== Direction ==
Below are the records; reproduce all of them exactly but without any images.

◆ ◆ ◆ ◆

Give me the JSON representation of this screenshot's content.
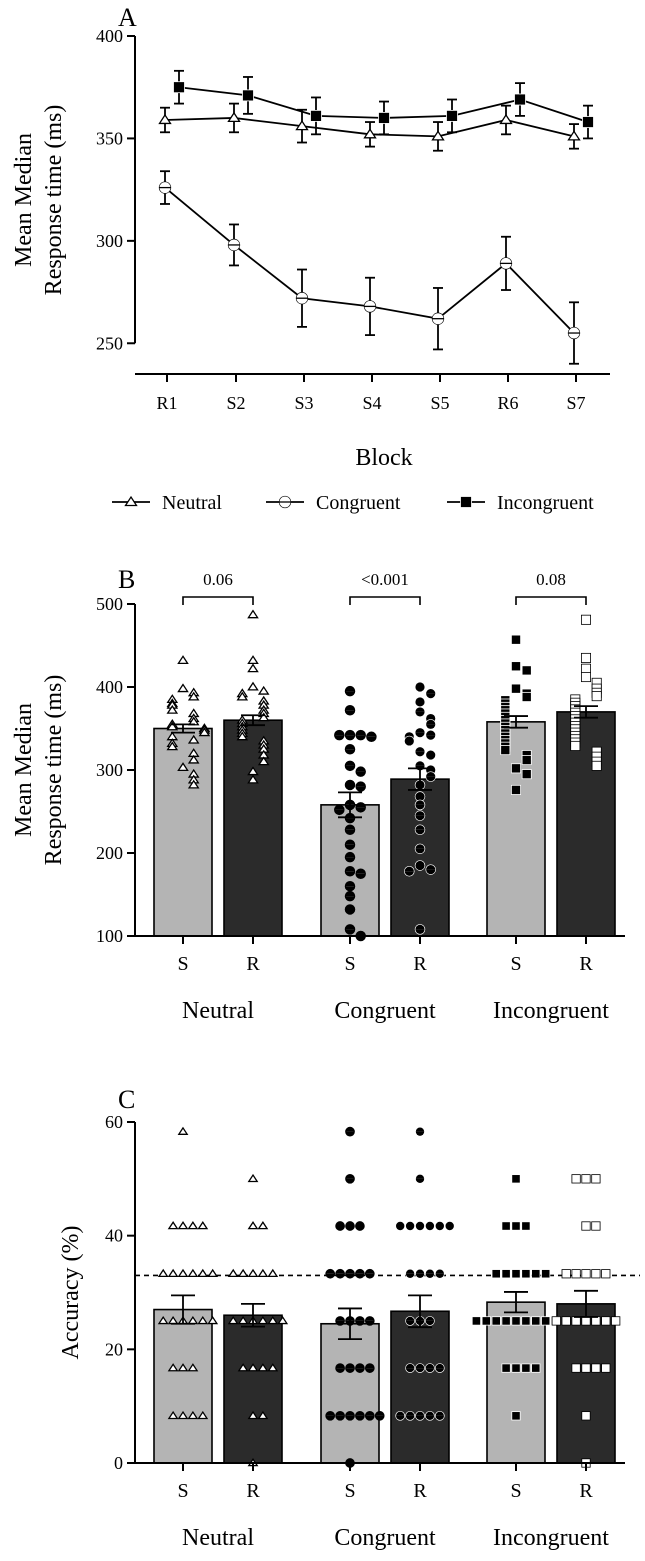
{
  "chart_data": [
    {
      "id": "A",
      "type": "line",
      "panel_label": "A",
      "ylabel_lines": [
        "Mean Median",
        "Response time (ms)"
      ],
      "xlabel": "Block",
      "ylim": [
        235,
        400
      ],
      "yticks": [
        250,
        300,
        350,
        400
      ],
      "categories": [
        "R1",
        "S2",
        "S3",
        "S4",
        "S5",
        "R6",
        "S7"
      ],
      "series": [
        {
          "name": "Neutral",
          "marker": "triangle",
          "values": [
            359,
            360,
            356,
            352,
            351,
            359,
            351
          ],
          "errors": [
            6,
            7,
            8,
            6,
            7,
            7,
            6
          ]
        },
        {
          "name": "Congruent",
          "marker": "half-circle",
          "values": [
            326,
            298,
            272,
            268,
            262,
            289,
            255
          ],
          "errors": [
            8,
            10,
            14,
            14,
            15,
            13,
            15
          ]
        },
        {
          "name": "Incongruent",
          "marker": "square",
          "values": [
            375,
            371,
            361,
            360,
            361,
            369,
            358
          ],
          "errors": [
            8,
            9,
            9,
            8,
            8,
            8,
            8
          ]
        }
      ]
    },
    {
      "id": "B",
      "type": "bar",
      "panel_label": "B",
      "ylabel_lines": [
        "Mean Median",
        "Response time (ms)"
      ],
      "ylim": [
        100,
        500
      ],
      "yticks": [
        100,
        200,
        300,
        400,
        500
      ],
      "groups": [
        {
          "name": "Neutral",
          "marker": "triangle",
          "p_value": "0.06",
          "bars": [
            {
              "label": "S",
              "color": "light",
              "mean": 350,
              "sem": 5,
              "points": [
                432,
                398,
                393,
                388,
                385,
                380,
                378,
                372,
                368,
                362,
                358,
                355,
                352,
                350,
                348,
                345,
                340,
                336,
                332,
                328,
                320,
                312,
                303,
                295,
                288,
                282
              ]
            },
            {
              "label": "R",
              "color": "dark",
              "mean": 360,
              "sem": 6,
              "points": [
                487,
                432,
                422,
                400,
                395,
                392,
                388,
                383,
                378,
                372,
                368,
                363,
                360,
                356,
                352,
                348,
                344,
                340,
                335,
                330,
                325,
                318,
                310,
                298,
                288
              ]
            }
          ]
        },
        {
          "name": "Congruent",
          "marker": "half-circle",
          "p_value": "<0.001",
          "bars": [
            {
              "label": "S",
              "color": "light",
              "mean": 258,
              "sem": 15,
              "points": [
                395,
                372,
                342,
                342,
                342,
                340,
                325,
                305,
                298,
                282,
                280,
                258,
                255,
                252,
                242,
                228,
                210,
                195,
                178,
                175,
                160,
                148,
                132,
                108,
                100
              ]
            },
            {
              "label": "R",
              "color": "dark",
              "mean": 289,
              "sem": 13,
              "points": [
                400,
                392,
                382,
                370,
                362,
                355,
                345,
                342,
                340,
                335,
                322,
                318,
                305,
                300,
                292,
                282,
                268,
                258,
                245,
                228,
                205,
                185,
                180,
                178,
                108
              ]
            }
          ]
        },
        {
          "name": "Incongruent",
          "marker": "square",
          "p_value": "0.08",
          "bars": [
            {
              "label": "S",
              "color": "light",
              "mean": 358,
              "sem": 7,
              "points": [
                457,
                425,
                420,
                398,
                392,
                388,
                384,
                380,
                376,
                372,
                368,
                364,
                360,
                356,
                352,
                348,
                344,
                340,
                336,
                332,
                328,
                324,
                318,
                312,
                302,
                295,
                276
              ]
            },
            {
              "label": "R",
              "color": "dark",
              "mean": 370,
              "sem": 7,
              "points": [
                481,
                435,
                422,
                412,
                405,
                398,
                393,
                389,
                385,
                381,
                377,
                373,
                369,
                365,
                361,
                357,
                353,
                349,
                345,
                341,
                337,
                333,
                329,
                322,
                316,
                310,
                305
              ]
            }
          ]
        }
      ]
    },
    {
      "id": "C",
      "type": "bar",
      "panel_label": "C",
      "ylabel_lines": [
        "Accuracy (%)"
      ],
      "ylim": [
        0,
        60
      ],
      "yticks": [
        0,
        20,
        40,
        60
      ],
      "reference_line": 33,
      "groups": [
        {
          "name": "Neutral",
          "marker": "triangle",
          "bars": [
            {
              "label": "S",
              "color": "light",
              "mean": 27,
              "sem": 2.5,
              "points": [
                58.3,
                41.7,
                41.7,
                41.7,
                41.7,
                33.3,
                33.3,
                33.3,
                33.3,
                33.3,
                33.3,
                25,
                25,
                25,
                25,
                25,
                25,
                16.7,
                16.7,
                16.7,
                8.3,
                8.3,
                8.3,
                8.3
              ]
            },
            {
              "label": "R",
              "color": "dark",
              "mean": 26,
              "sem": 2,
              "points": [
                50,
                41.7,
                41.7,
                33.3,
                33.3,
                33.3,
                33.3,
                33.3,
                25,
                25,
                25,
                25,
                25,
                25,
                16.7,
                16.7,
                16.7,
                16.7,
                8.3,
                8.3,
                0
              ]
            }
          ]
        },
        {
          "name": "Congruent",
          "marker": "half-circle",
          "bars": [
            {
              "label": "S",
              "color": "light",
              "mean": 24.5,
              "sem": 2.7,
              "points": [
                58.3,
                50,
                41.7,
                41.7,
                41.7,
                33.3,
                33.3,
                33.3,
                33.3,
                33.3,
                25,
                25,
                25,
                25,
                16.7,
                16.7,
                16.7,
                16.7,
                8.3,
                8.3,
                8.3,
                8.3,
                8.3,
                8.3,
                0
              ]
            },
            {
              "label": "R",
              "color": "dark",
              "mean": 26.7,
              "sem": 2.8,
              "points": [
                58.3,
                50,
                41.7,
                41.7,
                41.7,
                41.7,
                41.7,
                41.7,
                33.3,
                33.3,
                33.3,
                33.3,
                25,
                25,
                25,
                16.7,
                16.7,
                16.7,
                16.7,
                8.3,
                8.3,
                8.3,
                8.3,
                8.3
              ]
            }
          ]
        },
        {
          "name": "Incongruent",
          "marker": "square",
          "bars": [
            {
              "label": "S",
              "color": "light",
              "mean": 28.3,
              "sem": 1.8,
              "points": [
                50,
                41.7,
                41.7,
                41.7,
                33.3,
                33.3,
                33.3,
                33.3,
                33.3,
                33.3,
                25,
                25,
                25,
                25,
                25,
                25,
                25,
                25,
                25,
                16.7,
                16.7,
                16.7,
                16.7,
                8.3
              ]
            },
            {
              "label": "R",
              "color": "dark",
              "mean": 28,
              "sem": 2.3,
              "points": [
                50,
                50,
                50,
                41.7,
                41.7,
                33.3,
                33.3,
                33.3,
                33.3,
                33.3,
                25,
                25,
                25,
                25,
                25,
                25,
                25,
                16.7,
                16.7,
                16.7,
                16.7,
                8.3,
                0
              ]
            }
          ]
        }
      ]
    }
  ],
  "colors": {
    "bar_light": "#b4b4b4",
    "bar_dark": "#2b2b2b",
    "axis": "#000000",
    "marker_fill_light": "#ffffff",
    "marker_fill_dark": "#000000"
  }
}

◆ ◆ ◆ ◆

== Worked solution ==
Give me the JSON representation of this screenshot's content.
{
  "chart_data": [
    {
      "id": "A",
      "type": "line",
      "panel_label": "A",
      "ylabel_lines": [
        "Mean Median",
        "Response time (ms)"
      ],
      "xlabel": "Block",
      "ylim": [
        235,
        400
      ],
      "yticks": [
        250,
        300,
        350,
        400
      ],
      "categories": [
        "R1",
        "S2",
        "S3",
        "S4",
        "S5",
        "R6",
        "S7"
      ],
      "series": [
        {
          "name": "Neutral",
          "marker": "triangle",
          "values": [
            359,
            360,
            356,
            352,
            351,
            359,
            351
          ],
          "errors": [
            6,
            7,
            8,
            6,
            7,
            7,
            6
          ]
        },
        {
          "name": "Congruent",
          "marker": "half-circle",
          "values": [
            326,
            298,
            272,
            268,
            262,
            289,
            255
          ],
          "errors": [
            8,
            10,
            14,
            14,
            15,
            13,
            15
          ]
        },
        {
          "name": "Incongruent",
          "marker": "square",
          "values": [
            375,
            371,
            361,
            360,
            361,
            369,
            358
          ],
          "errors": [
            8,
            9,
            9,
            8,
            8,
            8,
            8
          ]
        }
      ]
    },
    {
      "id": "B",
      "type": "bar",
      "panel_label": "B",
      "ylabel_lines": [
        "Mean Median",
        "Response time (ms)"
      ],
      "ylim": [
        100,
        500
      ],
      "yticks": [
        100,
        200,
        300,
        400,
        500
      ],
      "groups": [
        {
          "name": "Neutral",
          "marker": "triangle",
          "p_value": "0.06",
          "bars": [
            {
              "label": "S",
              "color": "light",
              "mean": 350,
              "sem": 5,
              "points": [
                432,
                398,
                393,
                388,
                385,
                380,
                378,
                372,
                368,
                362,
                358,
                355,
                352,
                350,
                348,
                345,
                340,
                336,
                332,
                328,
                320,
                312,
                303,
                295,
                288,
                282
              ]
            },
            {
              "label": "R",
              "color": "dark",
              "mean": 360,
              "sem": 6,
              "points": [
                487,
                432,
                422,
                400,
                395,
                392,
                388,
                383,
                378,
                372,
                368,
                363,
                360,
                356,
                352,
                348,
                344,
                340,
                335,
                330,
                325,
                318,
                310,
                298,
                288
              ]
            }
          ]
        },
        {
          "name": "Congruent",
          "marker": "half-circle",
          "p_value": "<0.001",
          "bars": [
            {
              "label": "S",
              "color": "light",
              "mean": 258,
              "sem": 15,
              "points": [
                395,
                372,
                342,
                342,
                342,
                340,
                325,
                305,
                298,
                282,
                280,
                258,
                255,
                252,
                242,
                228,
                210,
                195,
                178,
                175,
                160,
                148,
                132,
                108,
                100
              ]
            },
            {
              "label": "R",
              "color": "dark",
              "mean": 289,
              "sem": 13,
              "points": [
                400,
                392,
                382,
                370,
                362,
                355,
                345,
                342,
                340,
                335,
                322,
                318,
                305,
                300,
                292,
                282,
                268,
                258,
                245,
                228,
                205,
                185,
                180,
                178,
                108
              ]
            }
          ]
        },
        {
          "name": "Incongruent",
          "marker": "square",
          "p_value": "0.08",
          "bars": [
            {
              "label": "S",
              "color": "light",
              "mean": 358,
              "sem": 7,
              "points": [
                457,
                425,
                420,
                398,
                392,
                388,
                384,
                380,
                376,
                372,
                368,
                364,
                360,
                356,
                352,
                348,
                344,
                340,
                336,
                332,
                328,
                324,
                318,
                312,
                302,
                295,
                276
              ]
            },
            {
              "label": "R",
              "color": "dark",
              "mean": 370,
              "sem": 7,
              "points": [
                481,
                435,
                422,
                412,
                405,
                398,
                393,
                389,
                385,
                381,
                377,
                373,
                369,
                365,
                361,
                357,
                353,
                349,
                345,
                341,
                337,
                333,
                329,
                322,
                316,
                310,
                305
              ]
            }
          ]
        }
      ]
    },
    {
      "id": "C",
      "type": "bar",
      "panel_label": "C",
      "ylabel_lines": [
        "Accuracy (%)"
      ],
      "ylim": [
        0,
        60
      ],
      "yticks": [
        0,
        20,
        40,
        60
      ],
      "reference_line": 33,
      "groups": [
        {
          "name": "Neutral",
          "marker": "triangle",
          "bars": [
            {
              "label": "S",
              "color": "light",
              "mean": 27,
              "sem": 2.5,
              "points": [
                58.3,
                41.7,
                41.7,
                41.7,
                41.7,
                33.3,
                33.3,
                33.3,
                33.3,
                33.3,
                33.3,
                25,
                25,
                25,
                25,
                25,
                25,
                16.7,
                16.7,
                16.7,
                8.3,
                8.3,
                8.3,
                8.3
              ]
            },
            {
              "label": "R",
              "color": "dark",
              "mean": 26,
              "sem": 2,
              "points": [
                50,
                41.7,
                41.7,
                33.3,
                33.3,
                33.3,
                33.3,
                33.3,
                25,
                25,
                25,
                25,
                25,
                25,
                16.7,
                16.7,
                16.7,
                16.7,
                8.3,
                8.3,
                0
              ]
            }
          ]
        },
        {
          "name": "Congruent",
          "marker": "half-circle",
          "bars": [
            {
              "label": "S",
              "color": "light",
              "mean": 24.5,
              "sem": 2.7,
              "points": [
                58.3,
                50,
                41.7,
                41.7,
                41.7,
                33.3,
                33.3,
                33.3,
                33.3,
                33.3,
                25,
                25,
                25,
                25,
                16.7,
                16.7,
                16.7,
                16.7,
                8.3,
                8.3,
                8.3,
                8.3,
                8.3,
                8.3,
                0
              ]
            },
            {
              "label": "R",
              "color": "dark",
              "mean": 26.7,
              "sem": 2.8,
              "points": [
                58.3,
                50,
                41.7,
                41.7,
                41.7,
                41.7,
                41.7,
                41.7,
                33.3,
                33.3,
                33.3,
                33.3,
                25,
                25,
                25,
                16.7,
                16.7,
                16.7,
                16.7,
                8.3,
                8.3,
                8.3,
                8.3,
                8.3
              ]
            }
          ]
        },
        {
          "name": "Incongruent",
          "marker": "square",
          "bars": [
            {
              "label": "S",
              "color": "light",
              "mean": 28.3,
              "sem": 1.8,
              "points": [
                50,
                41.7,
                41.7,
                41.7,
                33.3,
                33.3,
                33.3,
                33.3,
                33.3,
                33.3,
                25,
                25,
                25,
                25,
                25,
                25,
                25,
                25,
                25,
                16.7,
                16.7,
                16.7,
                16.7,
                8.3
              ]
            },
            {
              "label": "R",
              "color": "dark",
              "mean": 28,
              "sem": 2.3,
              "points": [
                50,
                50,
                50,
                41.7,
                41.7,
                33.3,
                33.3,
                33.3,
                33.3,
                33.3,
                25,
                25,
                25,
                25,
                25,
                25,
                25,
                16.7,
                16.7,
                16.7,
                16.7,
                8.3,
                0
              ]
            }
          ]
        }
      ]
    }
  ],
  "colors": {
    "bar_light": "#b4b4b4",
    "bar_dark": "#2b2b2b",
    "axis": "#000000",
    "marker_fill_light": "#ffffff",
    "marker_fill_dark": "#000000"
  }
}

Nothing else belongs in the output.